**Exercise prompt:**
Every record must be repeated exactly; omit any pictures they contain.

**Dataset records:**
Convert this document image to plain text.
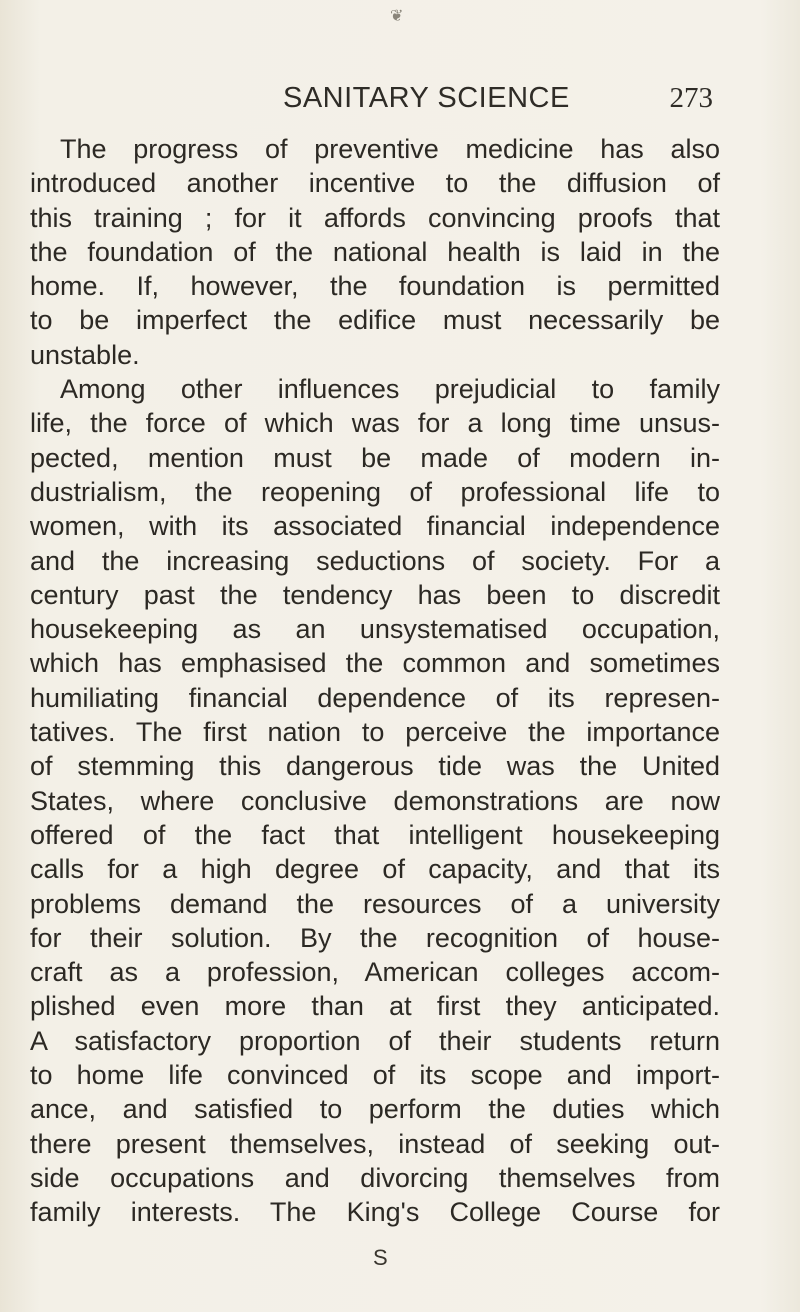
❦
SANITARY SCIENCE	273
The progress of preventive medicine has also
introduced another incentive to the diffusion of
this training ; for it affords convincing proofs that
the foundation of the national health is laid in the
home. If, however, the foundation is permitted
to be imperfect the edifice must necessarily be
unstable.
Among other influences prejudicial to family
life, the force of which was for a long time unsus-
pected, mention must be made of modern in-
dustrialism, the reopening of professional life to
women, with its associated financial independence
and the increasing seductions of society. For a
century past the tendency has been to discredit
housekeeping as an unsystematised occupation,
which has emphasised the common and sometimes
humiliating financial dependence of its represen-
tatives. The first nation to perceive the importance
of stemming this dangerous tide was the United
States, where conclusive demonstrations are now
offered of the fact that intelligent housekeeping
calls for a high degree of capacity, and that its
problems demand the resources of a university
for their solution. By the recognition of house-
craft as a profession, American colleges accom-
plished even more than at first they anticipated.
A satisfactory proportion of their students return
to home life convinced of its scope and import-
ance, and satisfied to perform the duties which
there present themselves, instead of seeking out-
side occupations and divorcing themselves from
family interests. The King's College Course for
S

**Finished exercise:**
Convert this document image to plain text.
❦
SANITARY SCIENCE	273
The progress of preventive medicine has also
introduced another incentive to the diffusion of
this training ; for it affords convincing proofs that
the foundation of the national health is laid in the
home. If, however, the foundation is permitted
to be imperfect the edifice must necessarily be
unstable.
Among other influences prejudicial to family
life, the force of which was for a long time unsus-
pected, mention must be made of modern in-
dustrialism, the reopening of professional life to
women, with its associated financial independence
and the increasing seductions of society. For a
century past the tendency has been to discredit
housekeeping as an unsystematised occupation,
which has emphasised the common and sometimes
humiliating financial dependence of its represen-
tatives. The first nation to perceive the importance
of stemming this dangerous tide was the United
States, where conclusive demonstrations are now
offered of the fact that intelligent housekeeping
calls for a high degree of capacity, and that its
problems demand the resources of a university
for their solution. By the recognition of house-
craft as a profession, American colleges accom-
plished even more than at first they anticipated.
A satisfactory proportion of their students return
to home life convinced of its scope and import-
ance, and satisfied to perform the duties which
there present themselves, instead of seeking out-
side occupations and divorcing themselves from
family interests. The King's College Course for
S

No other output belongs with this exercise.